Objective: Write the data out again in full, with no departure from the original.
# # # # #
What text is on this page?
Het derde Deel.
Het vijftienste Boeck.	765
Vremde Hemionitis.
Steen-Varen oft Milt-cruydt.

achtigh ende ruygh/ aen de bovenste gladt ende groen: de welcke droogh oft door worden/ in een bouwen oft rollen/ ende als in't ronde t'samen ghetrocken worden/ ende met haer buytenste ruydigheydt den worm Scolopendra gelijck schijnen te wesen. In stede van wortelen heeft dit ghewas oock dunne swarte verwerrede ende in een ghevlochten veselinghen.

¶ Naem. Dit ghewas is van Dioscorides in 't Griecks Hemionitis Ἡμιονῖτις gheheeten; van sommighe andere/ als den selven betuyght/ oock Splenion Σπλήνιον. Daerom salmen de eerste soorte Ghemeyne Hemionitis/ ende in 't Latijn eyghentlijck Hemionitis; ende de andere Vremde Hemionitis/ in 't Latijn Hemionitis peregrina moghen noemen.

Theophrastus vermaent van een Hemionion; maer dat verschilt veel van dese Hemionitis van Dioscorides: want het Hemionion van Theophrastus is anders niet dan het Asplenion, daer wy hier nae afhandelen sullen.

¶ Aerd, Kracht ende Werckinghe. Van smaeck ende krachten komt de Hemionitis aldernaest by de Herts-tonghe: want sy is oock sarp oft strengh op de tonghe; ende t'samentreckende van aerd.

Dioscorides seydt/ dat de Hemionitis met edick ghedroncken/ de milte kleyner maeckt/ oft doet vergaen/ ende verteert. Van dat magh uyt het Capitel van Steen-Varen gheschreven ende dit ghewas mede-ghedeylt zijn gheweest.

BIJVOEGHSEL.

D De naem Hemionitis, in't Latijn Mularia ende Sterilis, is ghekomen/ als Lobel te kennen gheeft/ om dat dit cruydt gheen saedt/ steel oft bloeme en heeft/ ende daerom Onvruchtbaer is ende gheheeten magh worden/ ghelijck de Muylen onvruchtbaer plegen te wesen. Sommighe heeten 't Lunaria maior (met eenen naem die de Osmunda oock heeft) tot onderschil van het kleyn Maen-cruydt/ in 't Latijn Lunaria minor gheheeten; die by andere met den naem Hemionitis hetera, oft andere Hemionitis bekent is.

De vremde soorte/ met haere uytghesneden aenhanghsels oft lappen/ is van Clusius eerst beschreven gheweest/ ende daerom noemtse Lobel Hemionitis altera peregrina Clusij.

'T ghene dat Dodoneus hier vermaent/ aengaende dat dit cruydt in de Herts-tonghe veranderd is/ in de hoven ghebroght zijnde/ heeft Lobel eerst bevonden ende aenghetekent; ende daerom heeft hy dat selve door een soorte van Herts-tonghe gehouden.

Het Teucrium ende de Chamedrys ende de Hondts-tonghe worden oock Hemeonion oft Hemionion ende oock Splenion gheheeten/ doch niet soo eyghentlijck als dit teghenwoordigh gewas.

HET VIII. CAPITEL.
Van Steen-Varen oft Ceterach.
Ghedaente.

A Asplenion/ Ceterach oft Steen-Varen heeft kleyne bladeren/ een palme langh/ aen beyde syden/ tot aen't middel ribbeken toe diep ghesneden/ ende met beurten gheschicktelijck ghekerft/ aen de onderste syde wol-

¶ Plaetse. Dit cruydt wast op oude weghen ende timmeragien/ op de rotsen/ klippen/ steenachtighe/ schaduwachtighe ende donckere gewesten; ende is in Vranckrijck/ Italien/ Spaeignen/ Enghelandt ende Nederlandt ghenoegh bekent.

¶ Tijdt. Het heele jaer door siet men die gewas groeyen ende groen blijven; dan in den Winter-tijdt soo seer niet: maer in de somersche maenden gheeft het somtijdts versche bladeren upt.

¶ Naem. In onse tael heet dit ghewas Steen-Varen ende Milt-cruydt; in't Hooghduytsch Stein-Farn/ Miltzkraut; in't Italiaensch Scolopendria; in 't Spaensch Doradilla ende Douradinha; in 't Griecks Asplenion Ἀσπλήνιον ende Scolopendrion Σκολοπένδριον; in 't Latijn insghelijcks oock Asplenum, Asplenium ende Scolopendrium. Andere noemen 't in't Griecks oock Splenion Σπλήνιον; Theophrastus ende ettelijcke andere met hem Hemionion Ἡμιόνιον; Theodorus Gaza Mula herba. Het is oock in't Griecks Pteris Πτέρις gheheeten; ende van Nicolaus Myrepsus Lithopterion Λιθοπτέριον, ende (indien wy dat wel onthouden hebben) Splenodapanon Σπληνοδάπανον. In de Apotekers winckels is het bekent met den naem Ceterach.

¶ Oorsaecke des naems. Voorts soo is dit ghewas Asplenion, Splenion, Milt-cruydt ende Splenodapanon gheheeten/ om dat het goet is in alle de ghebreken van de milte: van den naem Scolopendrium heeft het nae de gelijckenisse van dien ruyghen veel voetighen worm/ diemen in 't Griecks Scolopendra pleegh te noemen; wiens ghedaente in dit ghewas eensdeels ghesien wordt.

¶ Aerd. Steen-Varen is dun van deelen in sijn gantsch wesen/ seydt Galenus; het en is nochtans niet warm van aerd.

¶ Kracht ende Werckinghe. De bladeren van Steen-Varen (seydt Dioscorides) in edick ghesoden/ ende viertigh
# # # # #
Answer to this exercise:
What text is on this page?
Het derde Deel.
Het vijftienste Boeck.	765
Vremde Hemionitis.
Steen-Varen oft Milt-cruydt.

achtigh ende ruygh/ aen de bovenste gladt ende groen: de welcke droogh oft door worden/ in een bouwen oft rollen/ ende als in't ronde t'samen ghetrocken worden/ ende met haer buytenste ruydigheydt den worm Scolopendra gelijck schijnen te wesen. In stede van wortelen heeft dit ghewas oock dunne swarte verwerrede ende in een ghevlochten veselinghen.

¶ Naem. Dit ghewas is van Dioscorides in 't Griecks Hemionitis Ἡμιονῖτις gheheeten; van sommighe andere/ als den selven betuyght/ oock Splenion Σπλήνιον. Daerom salmen de eerste soorte Ghemeyne Hemionitis/ ende in 't Latijn eyghentlijck Hemionitis; ende de andere Vremde Hemionitis/ in 't Latijn Hemionitis peregrina moghen noemen.

Theophrastus vermaent van een Hemionion; maer dat verschilt veel van dese Hemionitis van Dioscorides: want het Hemionion van Theophrastus is anders niet dan het Asplenion, daer wy hier nae afhandelen sullen.

¶ Aerd, Kracht ende Werckinghe. Van smaeck ende krachten komt de Hemionitis aldernaest by de Herts-tonghe: want sy is oock sarp oft strengh op de tonghe; ende t'samentreckende van aerd.

Dioscorides seydt/ dat de Hemionitis met edick ghedroncken/ de milte kleyner maeckt/ oft doet vergaen/ ende verteert. Van dat magh uyt het Capitel van Steen-Varen gheschreven ende dit ghewas mede-ghedeylt zijn gheweest.

BIJVOEGHSEL.

D De naem Hemionitis, in't Latijn Mularia ende Sterilis, is ghekomen/ als Lobel te kennen gheeft/ om dat dit cruydt gheen saedt/ steel oft bloeme en heeft/ ende daerom Onvruchtbaer is ende gheheeten magh worden/ ghelijck de Muylen onvruchtbaer plegen te wesen. Sommighe heeten 't Lunaria maior (met eenen naem die de Osmunda oock heeft) tot onderschil van het kleyn Maen-cruydt/ in 't Latijn Lunaria minor gheheeten; die by andere met den naem Hemionitis hetera, oft andere Hemionitis bekent is.

De vremde soorte/ met haere uytghesneden aenhanghsels oft lappen/ is van Clusius eerst beschreven gheweest/ ende daerom noemtse Lobel Hemionitis altera peregrina Clusij.

'T ghene dat Dodoneus hier vermaent/ aengaende dat dit cruydt in de Herts-tonghe veranderd is/ in de hoven ghebroght zijnde/ heeft Lobel eerst bevonden ende aenghetekent; ende daerom heeft hy dat selve door een soorte van Herts-tonghe gehouden.

Het Teucrium ende de Chamedrys ende de Hondts-tonghe worden oock Hemeonion oft Hemionion ende oock Splenion gheheeten/ doch niet soo eyghentlijck als dit teghenwoordigh gewas.

HET VIII. CAPITEL.
Van Steen-Varen oft Ceterach.
Ghedaente.

A Asplenion/ Ceterach oft Steen-Varen heeft kleyne bladeren/ een palme langh/ aen beyde syden/ tot aen't middel ribbeken toe diep ghesneden/ ende met beurten gheschicktelijck ghekerft/ aen de onderste syde wol-

¶ Plaetse. Dit cruydt wast op oude weghen ende timmeragien/ op de rotsen/ klippen/ steenachtighe/ schaduwachtighe ende donckere gewesten; ende is in Vranckrijck/ Italien/ Spaeignen/ Enghelandt ende Nederlandt ghenoegh bekent.

¶ Tijdt. Het heele jaer door siet men die gewas groeyen ende groen blijven; dan in den Winter-tijdt soo seer niet: maer in de somersche maenden gheeft het somtijdts versche bladeren upt.

¶ Naem. In onse tael heet dit ghewas Steen-Varen ende Milt-cruydt; in't Hooghduytsch Stein-Farn/ Miltzkraut; in't Italiaensch Scolopendria; in 't Spaensch Doradilla ende Douradinha; in 't Griecks Asplenion Ἀσπλήνιον ende Scolopendrion Σκολοπένδριον; in 't Latijn insghelijcks oock Asplenum, Asplenium ende Scolopendrium. Andere noemen 't in't Griecks oock Splenion Σπλήνιον; Theophrastus ende ettelijcke andere met hem Hemionion Ἡμιόνιον; Theodorus Gaza Mula herba. Het is oock in't Griecks Pteris Πτέρις gheheeten; ende van Nicolaus Myrepsus Lithopterion Λιθοπτέριον, ende (indien wy dat wel onthouden hebben) Splenodapanon Σπληνοδάπανον. In de Apotekers winckels is het bekent met den naem Ceterach.

¶ Oorsaecke des naems. Voorts soo is dit ghewas Asplenion, Splenion, Milt-cruydt ende Splenodapanon gheheeten/ om dat het goet is in alle de ghebreken van de milte: van den naem Scolopendrium heeft het nae de gelijckenisse van dien ruyghen veel voetighen worm/ diemen in 't Griecks Scolopendra pleegh te noemen; wiens ghedaente in dit ghewas eensdeels ghesien wordt.

¶ Aerd. Steen-Varen is dun van deelen in sijn gantsch wesen/ seydt Galenus; het en is nochtans niet warm van aerd.

¶ Kracht ende Werckinghe. De bladeren van Steen-Varen (seydt Dioscorides) in edick ghesoden/ ende viertigh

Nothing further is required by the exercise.